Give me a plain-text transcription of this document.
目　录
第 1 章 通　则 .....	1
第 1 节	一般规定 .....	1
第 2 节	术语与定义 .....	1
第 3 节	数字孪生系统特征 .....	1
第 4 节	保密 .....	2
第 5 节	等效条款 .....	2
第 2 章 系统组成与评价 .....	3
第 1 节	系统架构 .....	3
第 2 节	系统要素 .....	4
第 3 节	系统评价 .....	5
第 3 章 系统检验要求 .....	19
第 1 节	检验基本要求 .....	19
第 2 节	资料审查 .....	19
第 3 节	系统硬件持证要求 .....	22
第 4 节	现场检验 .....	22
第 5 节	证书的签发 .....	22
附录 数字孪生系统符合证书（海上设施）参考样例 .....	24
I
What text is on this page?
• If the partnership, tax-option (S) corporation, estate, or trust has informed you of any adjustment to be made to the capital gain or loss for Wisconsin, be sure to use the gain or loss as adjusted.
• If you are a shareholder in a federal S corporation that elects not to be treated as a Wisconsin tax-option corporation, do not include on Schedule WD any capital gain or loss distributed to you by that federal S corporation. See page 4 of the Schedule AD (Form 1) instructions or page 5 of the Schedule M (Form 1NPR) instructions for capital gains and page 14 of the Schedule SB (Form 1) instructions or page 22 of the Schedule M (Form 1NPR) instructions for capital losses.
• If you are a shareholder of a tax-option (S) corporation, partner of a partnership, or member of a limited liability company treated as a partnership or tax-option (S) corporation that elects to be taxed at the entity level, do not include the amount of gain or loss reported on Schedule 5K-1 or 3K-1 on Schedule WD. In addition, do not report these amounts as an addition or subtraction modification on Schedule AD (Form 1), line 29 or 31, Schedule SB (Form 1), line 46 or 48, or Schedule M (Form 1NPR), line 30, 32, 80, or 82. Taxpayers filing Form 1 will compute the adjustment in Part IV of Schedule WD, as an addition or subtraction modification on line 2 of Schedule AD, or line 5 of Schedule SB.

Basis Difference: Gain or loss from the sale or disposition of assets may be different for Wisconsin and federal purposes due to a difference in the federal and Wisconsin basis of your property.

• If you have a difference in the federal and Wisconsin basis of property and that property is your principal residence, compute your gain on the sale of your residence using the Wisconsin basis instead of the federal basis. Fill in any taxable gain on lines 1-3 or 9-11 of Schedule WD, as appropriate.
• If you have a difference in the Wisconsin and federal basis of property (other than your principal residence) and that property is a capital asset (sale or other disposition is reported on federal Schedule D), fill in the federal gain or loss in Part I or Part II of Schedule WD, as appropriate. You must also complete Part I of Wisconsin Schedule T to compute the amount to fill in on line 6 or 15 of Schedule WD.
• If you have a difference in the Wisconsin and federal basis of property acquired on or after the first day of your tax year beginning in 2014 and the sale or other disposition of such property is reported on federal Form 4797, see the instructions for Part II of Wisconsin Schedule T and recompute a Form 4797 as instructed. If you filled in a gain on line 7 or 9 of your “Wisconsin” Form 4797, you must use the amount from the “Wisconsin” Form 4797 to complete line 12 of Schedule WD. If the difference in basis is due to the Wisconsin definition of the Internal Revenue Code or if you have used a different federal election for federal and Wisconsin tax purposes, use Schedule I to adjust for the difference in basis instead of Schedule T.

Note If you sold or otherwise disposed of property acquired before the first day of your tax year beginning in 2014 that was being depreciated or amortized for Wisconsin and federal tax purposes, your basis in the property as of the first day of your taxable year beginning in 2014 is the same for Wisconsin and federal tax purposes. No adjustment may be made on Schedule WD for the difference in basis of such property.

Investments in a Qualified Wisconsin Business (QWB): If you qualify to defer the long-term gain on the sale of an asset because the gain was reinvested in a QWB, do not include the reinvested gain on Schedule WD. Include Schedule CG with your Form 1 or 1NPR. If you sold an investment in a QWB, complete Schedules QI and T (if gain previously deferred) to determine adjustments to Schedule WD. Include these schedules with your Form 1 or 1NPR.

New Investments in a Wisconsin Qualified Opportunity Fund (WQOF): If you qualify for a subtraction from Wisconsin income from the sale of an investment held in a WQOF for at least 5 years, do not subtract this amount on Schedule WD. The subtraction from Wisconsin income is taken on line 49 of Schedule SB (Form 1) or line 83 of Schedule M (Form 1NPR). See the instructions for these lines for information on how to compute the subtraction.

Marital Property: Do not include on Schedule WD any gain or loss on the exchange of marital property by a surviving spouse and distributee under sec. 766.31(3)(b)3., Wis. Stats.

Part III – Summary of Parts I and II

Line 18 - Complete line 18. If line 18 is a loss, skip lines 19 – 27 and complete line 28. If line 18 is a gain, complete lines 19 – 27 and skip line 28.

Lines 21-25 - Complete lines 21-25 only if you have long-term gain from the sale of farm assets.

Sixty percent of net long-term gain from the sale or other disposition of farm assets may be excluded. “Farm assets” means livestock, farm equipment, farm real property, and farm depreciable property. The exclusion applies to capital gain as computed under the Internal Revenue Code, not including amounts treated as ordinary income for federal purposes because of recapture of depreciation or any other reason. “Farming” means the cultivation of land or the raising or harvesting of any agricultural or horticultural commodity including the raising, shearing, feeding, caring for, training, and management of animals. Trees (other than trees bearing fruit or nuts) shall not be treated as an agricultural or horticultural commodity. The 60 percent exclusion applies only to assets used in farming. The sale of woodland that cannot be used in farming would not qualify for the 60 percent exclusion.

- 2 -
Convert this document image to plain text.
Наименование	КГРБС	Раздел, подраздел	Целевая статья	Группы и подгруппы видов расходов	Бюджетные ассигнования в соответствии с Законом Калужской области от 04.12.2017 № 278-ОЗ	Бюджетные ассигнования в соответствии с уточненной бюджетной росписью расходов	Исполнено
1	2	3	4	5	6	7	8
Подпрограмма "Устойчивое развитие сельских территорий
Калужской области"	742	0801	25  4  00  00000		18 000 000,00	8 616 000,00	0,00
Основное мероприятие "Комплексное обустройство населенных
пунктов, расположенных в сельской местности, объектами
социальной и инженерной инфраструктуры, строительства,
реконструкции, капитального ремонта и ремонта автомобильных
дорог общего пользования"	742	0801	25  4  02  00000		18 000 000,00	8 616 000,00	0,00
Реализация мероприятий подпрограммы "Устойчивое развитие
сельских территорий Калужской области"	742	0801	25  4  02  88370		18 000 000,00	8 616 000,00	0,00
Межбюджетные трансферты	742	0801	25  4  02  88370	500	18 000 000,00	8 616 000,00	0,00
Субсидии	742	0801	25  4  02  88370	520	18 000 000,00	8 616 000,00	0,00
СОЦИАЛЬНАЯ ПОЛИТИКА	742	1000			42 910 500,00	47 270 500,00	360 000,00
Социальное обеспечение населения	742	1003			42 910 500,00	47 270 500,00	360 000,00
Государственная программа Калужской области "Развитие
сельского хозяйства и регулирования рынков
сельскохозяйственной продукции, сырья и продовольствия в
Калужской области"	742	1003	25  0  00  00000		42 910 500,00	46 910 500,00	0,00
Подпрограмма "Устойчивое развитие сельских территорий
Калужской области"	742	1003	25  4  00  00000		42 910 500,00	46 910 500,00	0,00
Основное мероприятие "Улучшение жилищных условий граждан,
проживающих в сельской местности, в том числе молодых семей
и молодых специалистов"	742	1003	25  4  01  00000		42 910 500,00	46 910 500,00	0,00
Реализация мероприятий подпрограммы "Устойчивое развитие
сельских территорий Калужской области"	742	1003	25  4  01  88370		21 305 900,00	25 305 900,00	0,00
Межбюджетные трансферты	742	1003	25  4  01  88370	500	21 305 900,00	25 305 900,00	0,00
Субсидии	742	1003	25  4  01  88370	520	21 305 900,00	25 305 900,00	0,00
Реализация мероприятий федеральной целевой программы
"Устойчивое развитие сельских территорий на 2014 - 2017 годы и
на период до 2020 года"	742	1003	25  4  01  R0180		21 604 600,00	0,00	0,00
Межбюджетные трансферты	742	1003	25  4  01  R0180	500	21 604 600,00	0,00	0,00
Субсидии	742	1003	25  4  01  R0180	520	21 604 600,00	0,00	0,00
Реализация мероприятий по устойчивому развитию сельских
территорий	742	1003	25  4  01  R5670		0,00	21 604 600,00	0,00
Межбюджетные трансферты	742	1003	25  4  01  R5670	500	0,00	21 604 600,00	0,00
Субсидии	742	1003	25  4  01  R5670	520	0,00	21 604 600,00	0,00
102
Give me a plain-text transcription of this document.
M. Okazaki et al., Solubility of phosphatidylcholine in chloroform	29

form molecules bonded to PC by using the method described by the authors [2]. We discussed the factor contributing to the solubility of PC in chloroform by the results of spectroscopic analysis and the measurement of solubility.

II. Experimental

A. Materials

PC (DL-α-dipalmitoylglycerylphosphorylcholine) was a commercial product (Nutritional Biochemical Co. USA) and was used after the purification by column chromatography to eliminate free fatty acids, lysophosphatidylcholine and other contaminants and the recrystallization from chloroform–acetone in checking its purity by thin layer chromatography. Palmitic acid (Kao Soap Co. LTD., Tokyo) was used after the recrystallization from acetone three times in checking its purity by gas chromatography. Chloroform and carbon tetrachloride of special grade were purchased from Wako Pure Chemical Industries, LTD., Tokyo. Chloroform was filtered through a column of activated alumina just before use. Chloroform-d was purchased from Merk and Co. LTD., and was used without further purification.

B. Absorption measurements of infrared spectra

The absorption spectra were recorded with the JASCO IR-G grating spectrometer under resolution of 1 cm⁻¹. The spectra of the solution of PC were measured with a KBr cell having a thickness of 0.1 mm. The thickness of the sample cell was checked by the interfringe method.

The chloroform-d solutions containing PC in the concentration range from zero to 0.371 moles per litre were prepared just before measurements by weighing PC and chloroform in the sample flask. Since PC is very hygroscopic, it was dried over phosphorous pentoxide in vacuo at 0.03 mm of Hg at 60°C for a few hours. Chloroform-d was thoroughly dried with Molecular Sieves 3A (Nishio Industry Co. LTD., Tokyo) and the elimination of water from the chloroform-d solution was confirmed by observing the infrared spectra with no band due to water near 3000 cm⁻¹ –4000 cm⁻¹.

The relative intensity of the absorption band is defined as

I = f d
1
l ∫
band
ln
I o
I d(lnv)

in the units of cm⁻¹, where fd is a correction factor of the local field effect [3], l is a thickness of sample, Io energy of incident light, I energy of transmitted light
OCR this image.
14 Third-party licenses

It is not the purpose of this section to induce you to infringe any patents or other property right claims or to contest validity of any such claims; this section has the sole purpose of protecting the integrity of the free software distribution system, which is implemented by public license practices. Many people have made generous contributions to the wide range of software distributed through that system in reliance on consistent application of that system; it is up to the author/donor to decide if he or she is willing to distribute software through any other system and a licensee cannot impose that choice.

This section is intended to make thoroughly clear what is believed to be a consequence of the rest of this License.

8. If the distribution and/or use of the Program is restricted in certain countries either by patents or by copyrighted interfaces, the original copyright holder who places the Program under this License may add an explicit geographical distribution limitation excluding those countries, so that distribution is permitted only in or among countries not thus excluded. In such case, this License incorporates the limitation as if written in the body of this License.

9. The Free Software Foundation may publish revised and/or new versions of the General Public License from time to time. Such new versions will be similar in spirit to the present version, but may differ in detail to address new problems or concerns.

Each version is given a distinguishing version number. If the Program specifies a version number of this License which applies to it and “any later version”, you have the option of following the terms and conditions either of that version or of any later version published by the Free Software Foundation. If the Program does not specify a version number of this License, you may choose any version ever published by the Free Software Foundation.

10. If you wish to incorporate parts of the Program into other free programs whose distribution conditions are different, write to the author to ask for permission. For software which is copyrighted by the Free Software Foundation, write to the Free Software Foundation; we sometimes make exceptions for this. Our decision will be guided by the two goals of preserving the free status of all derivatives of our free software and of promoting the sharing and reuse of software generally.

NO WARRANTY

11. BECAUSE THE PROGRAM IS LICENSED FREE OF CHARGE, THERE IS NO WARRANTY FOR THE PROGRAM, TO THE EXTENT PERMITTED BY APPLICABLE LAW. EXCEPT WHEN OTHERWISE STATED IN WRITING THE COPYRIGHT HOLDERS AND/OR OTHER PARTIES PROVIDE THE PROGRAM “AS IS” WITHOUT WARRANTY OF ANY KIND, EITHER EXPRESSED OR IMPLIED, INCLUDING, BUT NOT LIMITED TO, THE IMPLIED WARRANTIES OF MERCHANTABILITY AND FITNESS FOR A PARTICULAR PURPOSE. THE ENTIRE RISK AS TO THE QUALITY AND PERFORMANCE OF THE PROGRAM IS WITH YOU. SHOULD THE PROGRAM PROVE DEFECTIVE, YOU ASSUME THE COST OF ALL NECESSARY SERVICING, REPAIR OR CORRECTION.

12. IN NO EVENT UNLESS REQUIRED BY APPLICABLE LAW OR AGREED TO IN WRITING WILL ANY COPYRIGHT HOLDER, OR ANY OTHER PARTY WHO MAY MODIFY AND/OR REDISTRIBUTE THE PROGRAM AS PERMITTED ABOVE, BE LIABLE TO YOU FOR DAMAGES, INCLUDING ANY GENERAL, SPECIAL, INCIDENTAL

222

▶ _DIRECTION_:
Where a line of the data holds "сельской", show that line.

▶ _REPLY TO THE EXERCISE_:
пунктов, расположенных в сельской местности, объектами
проживающих в сельской местности, в том числе молодых семей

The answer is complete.